[WORK ITEM]
Work out how many lines in the material below hold "malignos", then give only that number.

[PROVIDED MATERIAL]

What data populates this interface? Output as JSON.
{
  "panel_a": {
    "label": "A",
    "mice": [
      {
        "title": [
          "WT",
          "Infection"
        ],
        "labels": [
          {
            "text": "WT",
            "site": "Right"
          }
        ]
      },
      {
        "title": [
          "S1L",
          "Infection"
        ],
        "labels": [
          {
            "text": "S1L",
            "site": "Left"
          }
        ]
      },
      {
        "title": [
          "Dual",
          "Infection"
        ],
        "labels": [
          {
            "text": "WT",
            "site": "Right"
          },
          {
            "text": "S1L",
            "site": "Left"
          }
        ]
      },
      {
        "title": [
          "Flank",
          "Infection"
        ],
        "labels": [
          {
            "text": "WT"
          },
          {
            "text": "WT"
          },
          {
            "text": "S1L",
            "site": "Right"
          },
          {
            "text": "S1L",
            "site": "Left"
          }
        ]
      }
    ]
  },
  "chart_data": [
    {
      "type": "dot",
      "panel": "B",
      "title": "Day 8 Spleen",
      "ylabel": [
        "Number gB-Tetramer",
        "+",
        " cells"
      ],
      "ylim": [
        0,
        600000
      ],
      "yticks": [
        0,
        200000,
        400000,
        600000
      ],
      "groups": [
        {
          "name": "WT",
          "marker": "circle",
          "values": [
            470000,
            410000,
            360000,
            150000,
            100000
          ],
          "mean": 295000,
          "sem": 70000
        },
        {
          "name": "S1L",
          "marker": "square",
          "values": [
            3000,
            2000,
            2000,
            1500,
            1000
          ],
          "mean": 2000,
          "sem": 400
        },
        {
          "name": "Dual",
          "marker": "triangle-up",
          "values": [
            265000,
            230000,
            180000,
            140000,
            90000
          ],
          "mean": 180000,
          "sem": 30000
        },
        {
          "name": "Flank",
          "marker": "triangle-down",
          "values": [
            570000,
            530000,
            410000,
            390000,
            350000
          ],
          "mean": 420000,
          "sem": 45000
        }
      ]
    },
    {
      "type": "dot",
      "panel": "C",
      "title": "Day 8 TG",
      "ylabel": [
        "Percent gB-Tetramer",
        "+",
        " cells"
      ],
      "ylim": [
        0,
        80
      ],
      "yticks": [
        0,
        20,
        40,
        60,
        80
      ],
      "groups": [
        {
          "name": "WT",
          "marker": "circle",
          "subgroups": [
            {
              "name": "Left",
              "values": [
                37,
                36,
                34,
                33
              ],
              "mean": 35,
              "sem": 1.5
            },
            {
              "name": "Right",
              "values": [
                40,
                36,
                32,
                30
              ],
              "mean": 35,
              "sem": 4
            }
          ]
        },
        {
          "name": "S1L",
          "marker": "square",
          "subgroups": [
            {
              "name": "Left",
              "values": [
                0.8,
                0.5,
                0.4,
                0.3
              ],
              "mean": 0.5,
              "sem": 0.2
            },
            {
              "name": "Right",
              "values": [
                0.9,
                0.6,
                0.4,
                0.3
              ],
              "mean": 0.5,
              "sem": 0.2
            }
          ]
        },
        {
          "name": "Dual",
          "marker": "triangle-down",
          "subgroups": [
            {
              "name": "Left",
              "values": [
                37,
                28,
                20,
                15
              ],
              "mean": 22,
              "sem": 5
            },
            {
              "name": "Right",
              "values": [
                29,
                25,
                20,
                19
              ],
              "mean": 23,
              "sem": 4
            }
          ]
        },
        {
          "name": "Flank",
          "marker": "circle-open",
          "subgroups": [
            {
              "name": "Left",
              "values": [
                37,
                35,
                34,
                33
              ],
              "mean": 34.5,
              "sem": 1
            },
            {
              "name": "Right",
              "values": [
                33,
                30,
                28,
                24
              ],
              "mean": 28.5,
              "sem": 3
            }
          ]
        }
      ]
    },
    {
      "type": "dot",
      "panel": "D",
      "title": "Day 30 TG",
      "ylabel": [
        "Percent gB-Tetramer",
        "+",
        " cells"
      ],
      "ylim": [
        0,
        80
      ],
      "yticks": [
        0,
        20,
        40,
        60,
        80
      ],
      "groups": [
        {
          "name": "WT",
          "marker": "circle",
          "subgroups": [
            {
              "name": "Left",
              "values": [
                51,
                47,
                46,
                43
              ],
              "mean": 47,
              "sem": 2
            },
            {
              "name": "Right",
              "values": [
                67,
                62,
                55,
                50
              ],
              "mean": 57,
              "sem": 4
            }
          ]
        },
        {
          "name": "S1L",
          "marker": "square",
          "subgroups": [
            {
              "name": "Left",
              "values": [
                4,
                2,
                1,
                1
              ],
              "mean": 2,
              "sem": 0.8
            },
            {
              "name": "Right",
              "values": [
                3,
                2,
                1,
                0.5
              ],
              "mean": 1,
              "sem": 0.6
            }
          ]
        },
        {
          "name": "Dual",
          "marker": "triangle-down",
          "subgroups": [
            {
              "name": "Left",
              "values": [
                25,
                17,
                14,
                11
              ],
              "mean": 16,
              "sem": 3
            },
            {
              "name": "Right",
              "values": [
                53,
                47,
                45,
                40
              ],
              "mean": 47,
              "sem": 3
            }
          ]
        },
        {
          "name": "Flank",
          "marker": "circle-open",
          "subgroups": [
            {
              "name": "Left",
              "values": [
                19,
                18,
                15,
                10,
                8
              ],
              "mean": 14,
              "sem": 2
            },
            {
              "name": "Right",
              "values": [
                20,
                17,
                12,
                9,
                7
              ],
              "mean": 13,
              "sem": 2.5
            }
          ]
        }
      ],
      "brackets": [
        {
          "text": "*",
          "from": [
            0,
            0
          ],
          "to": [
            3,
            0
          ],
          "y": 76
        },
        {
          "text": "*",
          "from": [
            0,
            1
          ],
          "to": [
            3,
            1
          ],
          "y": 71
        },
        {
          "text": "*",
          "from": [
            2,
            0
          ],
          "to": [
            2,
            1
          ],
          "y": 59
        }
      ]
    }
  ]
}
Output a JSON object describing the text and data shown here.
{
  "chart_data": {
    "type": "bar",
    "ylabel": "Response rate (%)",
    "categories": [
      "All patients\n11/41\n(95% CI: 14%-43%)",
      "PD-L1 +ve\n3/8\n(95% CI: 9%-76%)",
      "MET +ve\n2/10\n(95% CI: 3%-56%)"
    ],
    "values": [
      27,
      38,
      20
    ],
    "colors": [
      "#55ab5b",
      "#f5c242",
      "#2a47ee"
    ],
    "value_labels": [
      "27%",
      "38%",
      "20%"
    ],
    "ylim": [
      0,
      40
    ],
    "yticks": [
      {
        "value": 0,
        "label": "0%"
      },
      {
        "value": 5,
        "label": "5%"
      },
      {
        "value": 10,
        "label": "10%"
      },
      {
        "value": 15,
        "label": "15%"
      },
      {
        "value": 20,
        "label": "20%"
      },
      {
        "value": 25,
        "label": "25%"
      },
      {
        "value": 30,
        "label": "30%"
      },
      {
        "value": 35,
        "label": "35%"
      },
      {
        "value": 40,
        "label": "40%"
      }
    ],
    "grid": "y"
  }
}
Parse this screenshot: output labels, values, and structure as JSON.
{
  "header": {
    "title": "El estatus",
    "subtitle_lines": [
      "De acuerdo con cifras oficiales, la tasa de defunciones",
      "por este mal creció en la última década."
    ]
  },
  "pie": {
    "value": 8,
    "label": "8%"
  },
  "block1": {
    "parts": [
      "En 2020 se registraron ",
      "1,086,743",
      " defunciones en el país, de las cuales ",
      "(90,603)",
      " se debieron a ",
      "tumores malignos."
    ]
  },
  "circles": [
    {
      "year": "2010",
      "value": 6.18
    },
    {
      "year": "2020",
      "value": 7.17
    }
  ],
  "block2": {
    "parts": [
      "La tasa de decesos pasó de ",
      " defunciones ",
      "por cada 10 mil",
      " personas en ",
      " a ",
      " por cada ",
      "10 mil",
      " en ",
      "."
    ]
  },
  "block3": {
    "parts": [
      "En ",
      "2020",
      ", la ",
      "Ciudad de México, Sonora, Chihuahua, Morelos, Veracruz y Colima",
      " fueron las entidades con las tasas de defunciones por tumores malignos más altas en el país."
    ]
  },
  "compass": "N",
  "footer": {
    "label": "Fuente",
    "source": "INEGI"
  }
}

[RESPONSE BELOW]
2